Stored data entries:

****

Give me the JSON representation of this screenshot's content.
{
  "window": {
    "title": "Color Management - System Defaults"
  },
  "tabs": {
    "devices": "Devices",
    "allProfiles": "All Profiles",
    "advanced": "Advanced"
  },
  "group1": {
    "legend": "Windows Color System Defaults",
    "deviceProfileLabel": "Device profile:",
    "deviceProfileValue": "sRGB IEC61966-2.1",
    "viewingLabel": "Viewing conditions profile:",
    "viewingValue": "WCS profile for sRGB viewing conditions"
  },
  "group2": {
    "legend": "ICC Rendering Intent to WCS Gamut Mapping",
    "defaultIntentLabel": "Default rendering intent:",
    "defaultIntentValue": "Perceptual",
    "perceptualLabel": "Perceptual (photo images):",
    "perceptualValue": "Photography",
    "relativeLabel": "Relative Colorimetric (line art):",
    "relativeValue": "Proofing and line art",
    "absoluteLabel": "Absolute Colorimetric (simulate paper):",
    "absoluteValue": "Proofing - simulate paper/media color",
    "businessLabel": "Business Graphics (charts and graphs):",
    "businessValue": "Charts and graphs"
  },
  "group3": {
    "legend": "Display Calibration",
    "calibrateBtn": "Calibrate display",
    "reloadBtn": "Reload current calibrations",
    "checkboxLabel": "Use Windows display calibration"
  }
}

****

_Your objective_: All lines that include "Defaults" are to be gathered and copied.

_Written solution_:
    "title": "Color Management - System Defaults"
    "legend": "Windows Color System Defaults",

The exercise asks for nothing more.